Check every line below for the word "以葡萄糖计" and show those that hold it.

* Start *

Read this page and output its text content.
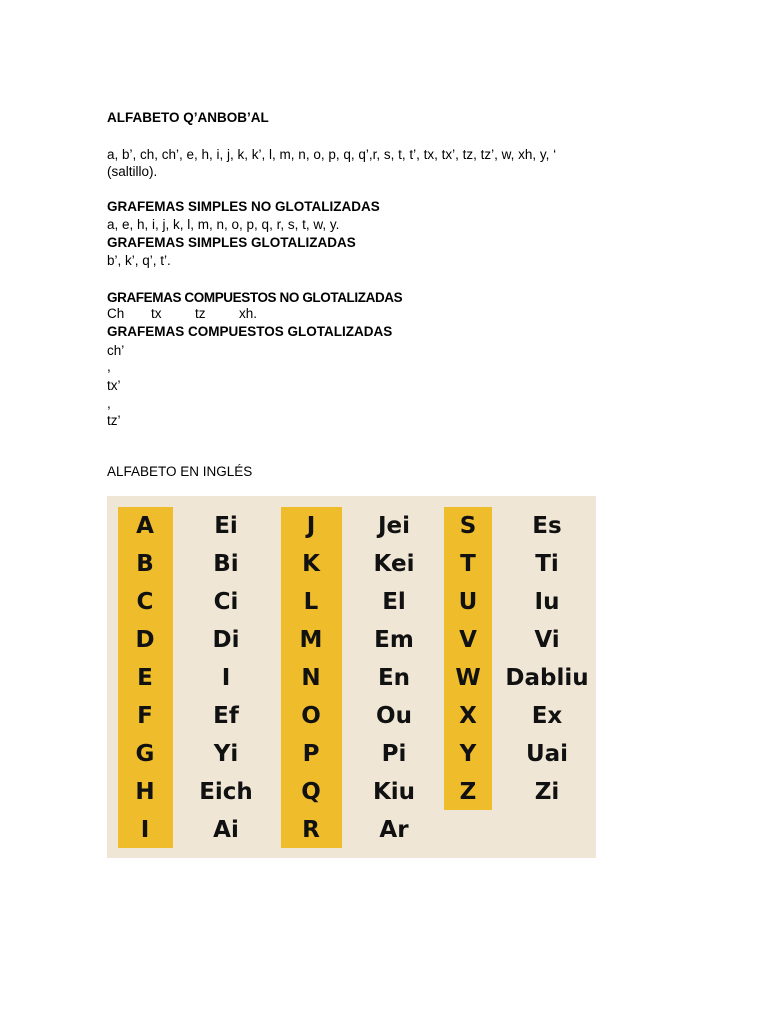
ALFABETO Q’ANBOB’AL
a, b’, ch, ch’, e, h, i, j, k, k’, l, m, n, o, p, q, q’,r, s, t, t’, tx, tx’, tz, tz’, w, xh, y, ‘
(saltillo).
GRAFEMAS SIMPLES NO GLOTALIZADAS
a, e, h, i, j, k, l, m, n, o, p, q, r, s, t, w, y.
GRAFEMAS SIMPLES GLOTALIZADAS
b’, k’, q’, t’.
GRAFEMAS COMPUESTOS NO GLOTALIZADAS
Ch tx tz xh.
GRAFEMAS COMPUESTOS GLOTALIZADAS
ch’
,
tx’
,
tz’
ALFABETO EN INGLÉS
A	Ei
B	Bi
C	Ci
D	Di
E	I
F	Ef
G	Yi
H	Eich
I	Ai
J	Jei
K	Kei
L	El
M	Em
N	En
O	Ou
P	Pi
Q	Kiu
R	Ar
S	Es
T	Ti
U	Iu
V	Vi
W	Dabliu
X	Ex
Y	Uai
Z	Zi
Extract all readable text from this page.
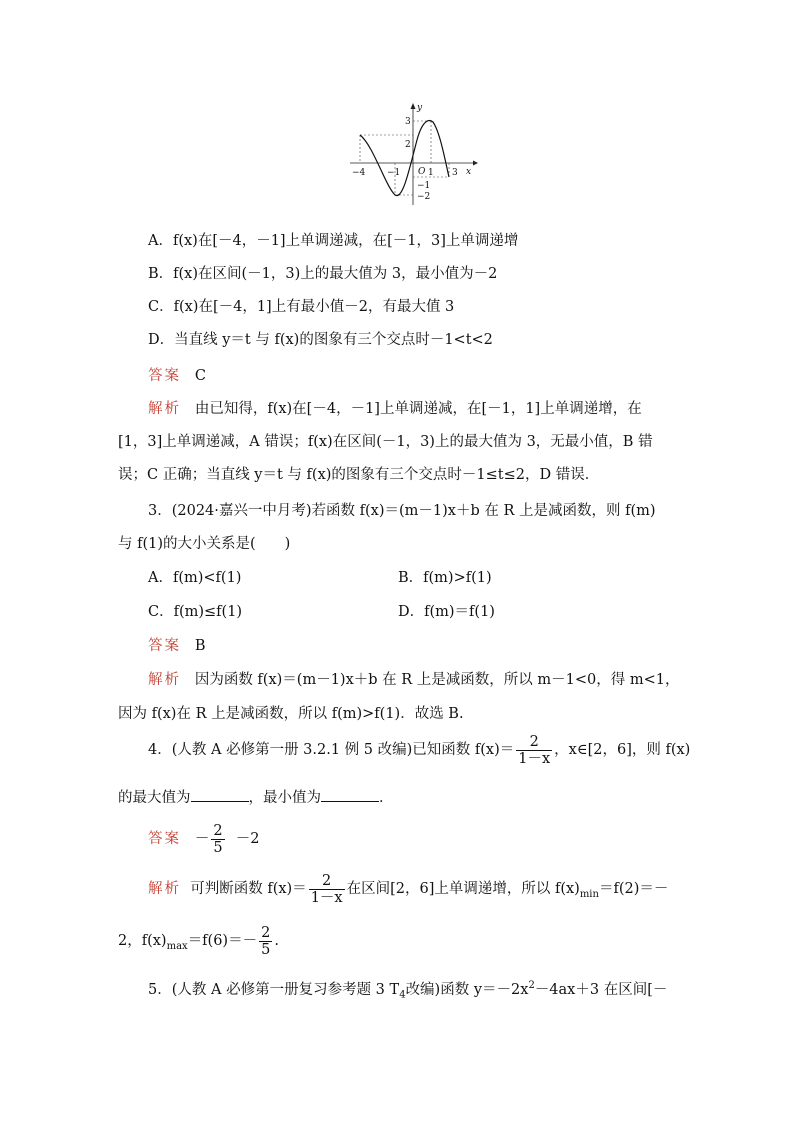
y
x
O
−4 −1	1 3
3
2
−1
−2
A．f(x)在[－4，－1]上单调递减，在[－1，3]上单调递增
B．f(x)在区间(－1，3)上的最大值为 3，最小值为－2
C．f(x)在[－4，1]上有最小值－2，有最大值 3
D．当直线 y＝t 与 f(x)的图象有三个交点时－1<t<2
答案 C
解析 由已知得，f(x)在[－4，－1]上单调递减，在[－1，1]上单调递增，在
[1，3]上单调递减，A 错误；f(x)在区间(－1，3)上的最大值为 3，无最小值，B 错
误；C 正确；当直线 y＝t 与 f(x)的图象有三个交点时－1≤t≤2，D 错误．
3．(2024·嘉兴一中月考)若函数 f(x)＝(m－1)x＋b 在 R 上是减函数，则 f(m)
与 f(1)的大小关系是(　　)
A．f(m)<f(1)	B．f(m)>f(1)
C．f(m)≤f(1)	D．f(m)＝f(1)
答案 B
解析 因为函数 f(x)＝(m－1)x＋b 在 R 上是减函数，所以 m－1<0，得 m<1，
因为 f(x)在 R 上是减函数，所以 f(m)>f(1)．故选 B.
4．(人教 A 必修第一册 3.2.1 例 5 改编)已知函数 $f(x)= \frac{2}{1-x}$ ，x∈[2，6]，则 f(x)
的最大值为	，最小值为	．
答案 － $\frac{2}{5} -2$
解析 可判断函数 $f(x)= \frac{2}{1-x}$ 在区间[2，6]上单调递增，所以 $f(x)_{min}=f(2)=-$
2，$f(x)_{max}=f(6)=- \frac{2}{5}$ .
5．(人教 A 必修第一册复习参考题 3 $T_4$改编)函数 $y=-2x^2-4ax+3$ 在区间[－
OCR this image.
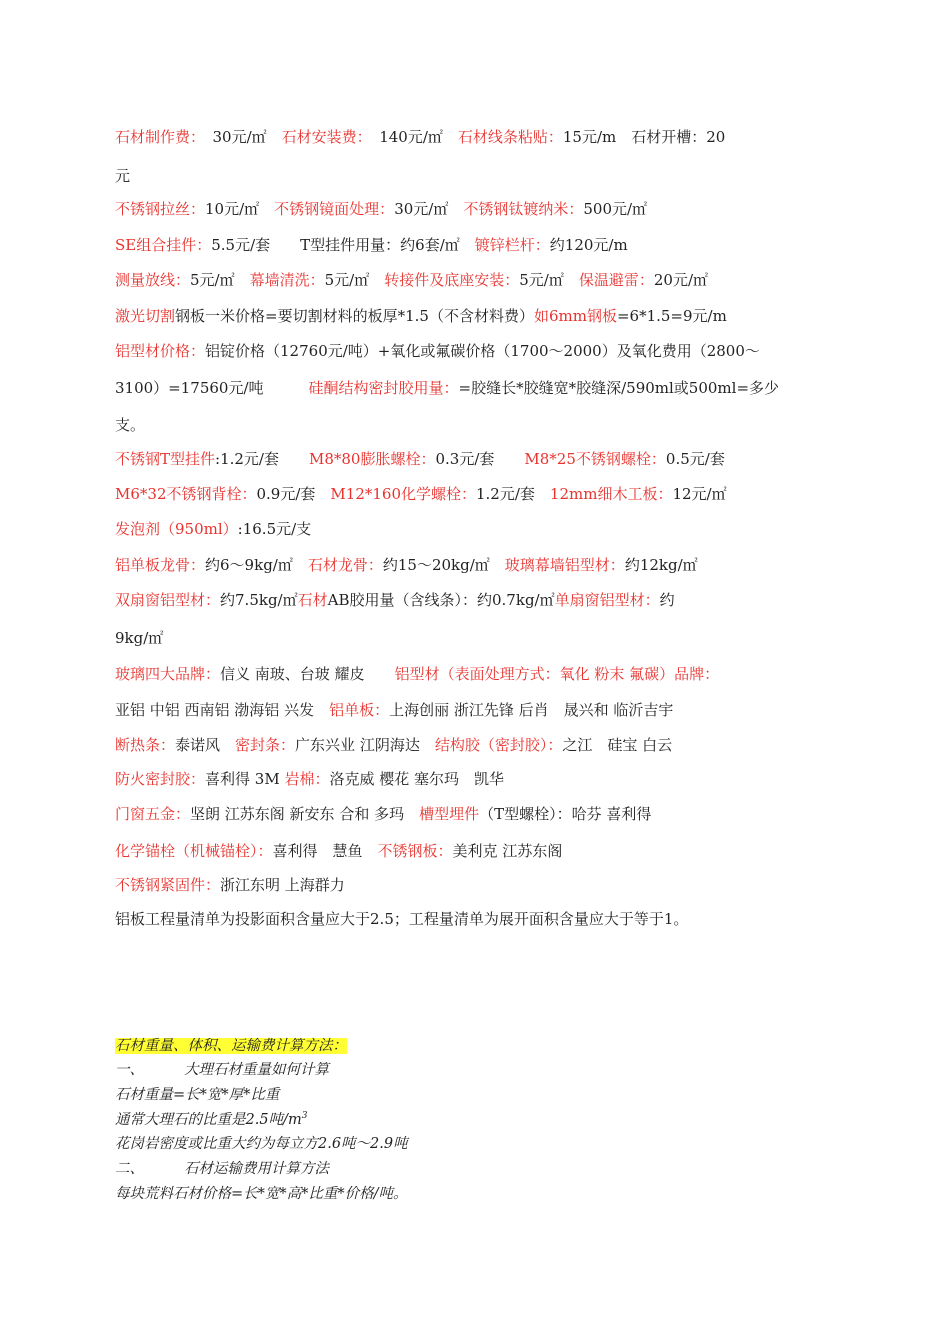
石材制作费：　30元/㎡　石材安装费：　140元/㎡　石材线条粘贴：15元/m　石材开槽：20
元
不锈钢拉丝：10元/㎡　不锈钢镜面处理：30元/㎡　不锈钢钛镀纳米：500元/㎡
SE组合挂件：5.5元/套　　T型挂件用量：约6套/㎡　镀锌栏杆：约120元/m
测量放线：5元/㎡　幕墙清洗：5元/㎡　转接件及底座安装：5元/㎡　保温避雷：20元/㎡
激光切割钢板一米价格=要切割材料的板厚*1.5（不含材料费）如6mm钢板=6*1.5=9元/m
铝型材价格：铝锭价格（12760元/吨）+氧化或氟碳价格（1700～2000）及氧化费用（2800～
3100）=17560元/吨　　　硅酮结构密封胶用量：=胶缝长*胶缝宽*胶缝深/590ml或500ml=多少
支。
不锈钢T型挂件:1.2元/套　　M8*80膨胀螺栓：0.3元/套　　M8*25不锈钢螺栓：0.5元/套
M6*32不锈钢背栓：0.9元/套　M12*160化学螺栓：1.2元/套　12mm细木工板：12元/㎡
发泡剂（950ml）:16.5元/支
铝单板龙骨：约6～9kg/㎡　石材龙骨：约15～20kg/㎡　玻璃幕墙铝型材：约12kg/㎡
双扇窗铝型材：约7.5kg/㎡石材AB胶用量（含线条）：约0.7kg/㎡单扇窗铝型材：约
9kg/㎡
玻璃四大品牌：信义 南玻、台玻 耀皮　　铝型材（表面处理方式：氧化 粉末 氟碳）品牌：
亚铝 中铝 西南铝 渤海铝 兴发　铝单板：上海创丽 浙江先锋 后肖　晟兴和 临沂吉宇
断热条：泰诺风　密封条：广东兴业 江阴海达　结构胶（密封胶）：之江　硅宝 白云
防火密封胶：喜利得 3M 岩棉：洛克威 樱花 塞尔玛　凯华
门窗五金：坚朗 江苏东阁 新安东 合和 多玛　槽型埋件（T型螺栓）：哈芬 喜利得
化学锚栓（机械锚栓）：喜利得　慧鱼　不锈钢板：美利克 江苏东阁
不锈钢紧固件：浙江东明 上海群力
铝板工程量清单为投影面积含量应大于2.5；工程量清单为展开面积含量应大于等于1。
石材重量、体积、运输费计算方法：
一、	大理石材重量如何计算
石材重量=长*宽*厚*比重
通常大理石的比重是2.5吨$/m^3$
花岗岩密度或比重大约为每立方2.6吨～2.9吨
二、	石材运输费用计算方法
每块荒料石材价格=长*宽*高*比重*价格/吨。
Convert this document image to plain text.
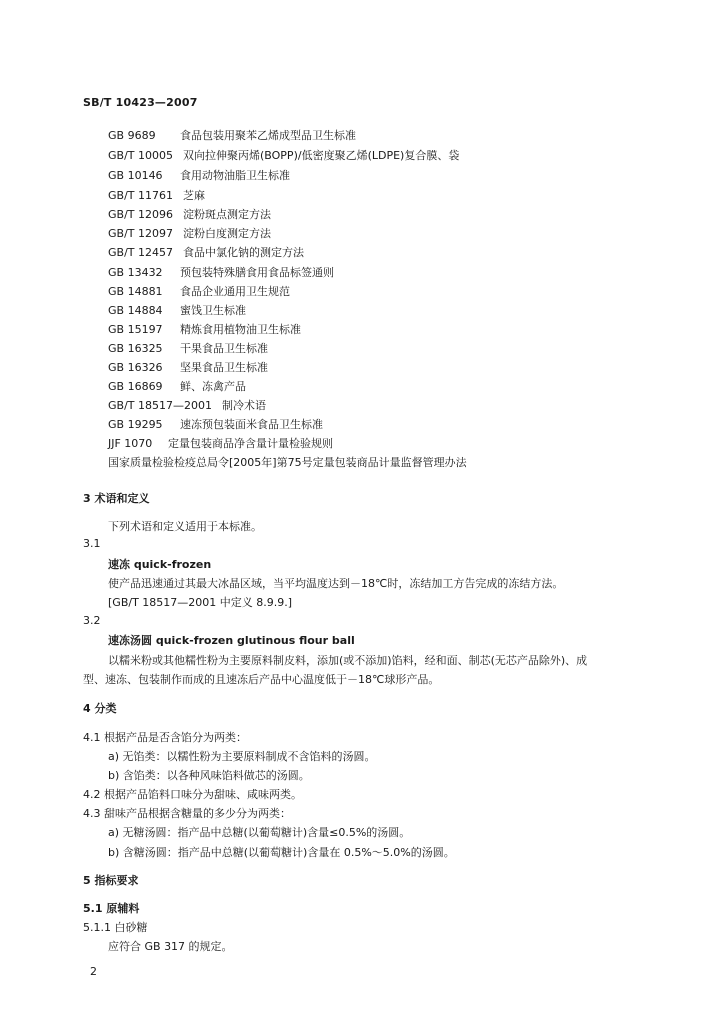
SB/T 10423—2007
GB 9689 食品包装用聚苯乙烯成型品卫生标准
GB/T 10005 双向拉伸聚丙烯(BOPP)/低密度聚乙烯(LDPE)复合膜、袋
GB 10146 食用动物油脂卫生标准
GB/T 11761 芝麻
GB/T 12096 淀粉斑点测定方法
GB/T 12097 淀粉白度测定方法
GB/T 12457 食品中氯化钠的测定方法
GB 13432 预包装特殊膳食用食品标签通则
GB 14881 食品企业通用卫生规范
GB 14884 蜜饯卫生标准
GB 15197 精炼食用植物油卫生标准
GB 16325 干果食品卫生标准
GB 16326 坚果食品卫生标准
GB 16869 鲜、冻禽产品
GB/T 18517—2001 制冷术语
GB 19295 速冻预包装面米食品卫生标准
JJF 1070 定量包装商品净含量计量检验规则
国家质量检验检疫总局令[2005年]第75号定量包装商品计量监督管理办法
3 术语和定义
下列术语和定义适用于本标准。
3.1
速冻 quick-frozen
使产品迅速通过其最大冰晶区域，当平均温度达到－18℃时，冻结加工方告完成的冻结方法。
[GB/T 18517—2001 中定义 8.9.9.]
3.2
速冻汤圆 quick-frozen glutinous flour ball
以糯米粉或其他糯性粉为主要原料制皮料，添加(或不添加)馅料，经和面、制芯(无芯产品除外)、成
型、速冻、包装制作而成的且速冻后产品中心温度低于－18℃球形产品。
4 分类
4.1 根据产品是否含馅分为两类：
a) 无馅类：以糯性粉为主要原料制成不含馅料的汤圆。
b) 含馅类：以各种风味馅料做芯的汤圆。
4.2 根据产品馅料口味分为甜味、咸味两类。
4.3 甜味产品根据含糖量的多少分为两类：
a) 无糖汤圆：指产品中总糖(以葡萄糖计)含量≤0.5%的汤圆。
b) 含糖汤圆：指产品中总糖(以葡萄糖计)含量在 0.5%～5.0%的汤圆。
5 指标要求
5.1 原辅料
5.1.1 白砂糖
应符合 GB 317 的规定。
2
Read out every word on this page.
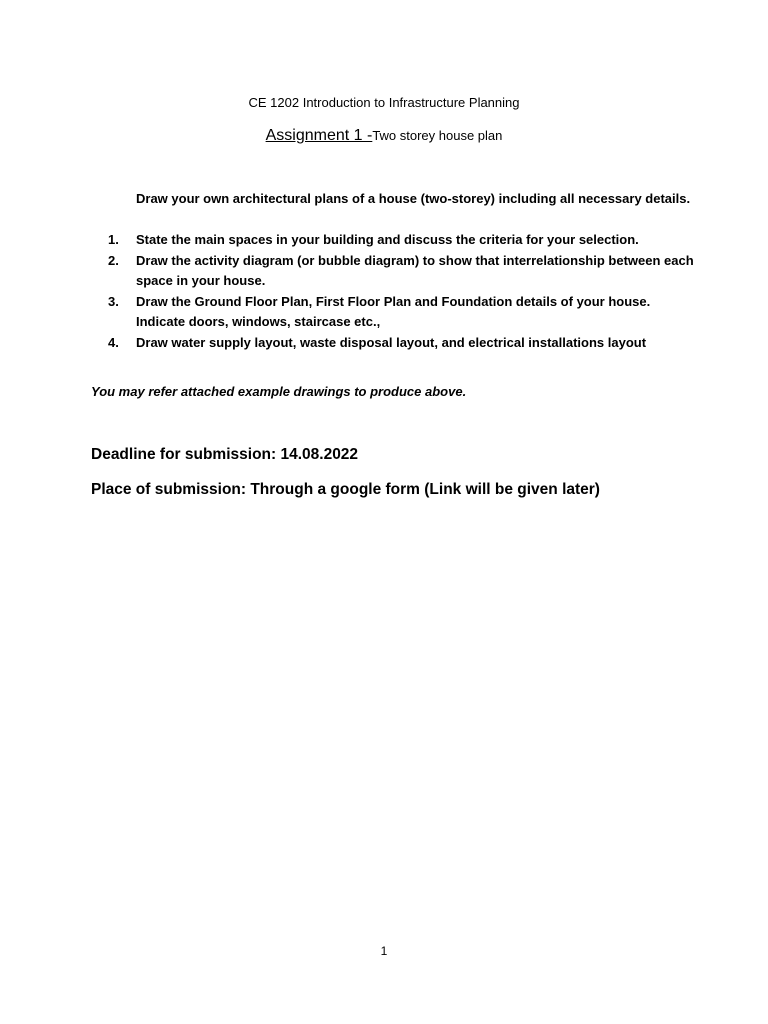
CE 1202 Introduction to Infrastructure Planning
Assignment 1 -Two storey house plan
Draw your own architectural plans of a house (two-storey) including all necessary details.
1. State the main spaces in your building and discuss the criteria for your selection.
2. Draw the activity diagram (or bubble diagram) to show that interrelationship between each space in your house.
3. Draw the Ground Floor Plan, First Floor Plan and Foundation details of your house. Indicate doors, windows, staircase etc.,
4. Draw water supply layout, waste disposal layout, and electrical installations layout
You may refer attached example drawings to produce above.
Deadline for submission: 14.08.2022
Place of submission: Through a google form (Link will be given later)
1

* End *

**TASK ANSWER:**
a) 无糖汤圆：指产品中总糖(以葡萄糖计)含量≤0.5%的汤圆。
b) 含糖汤圆：指产品中总糖(以葡萄糖计)含量在 0.5%～5.0%的汤圆。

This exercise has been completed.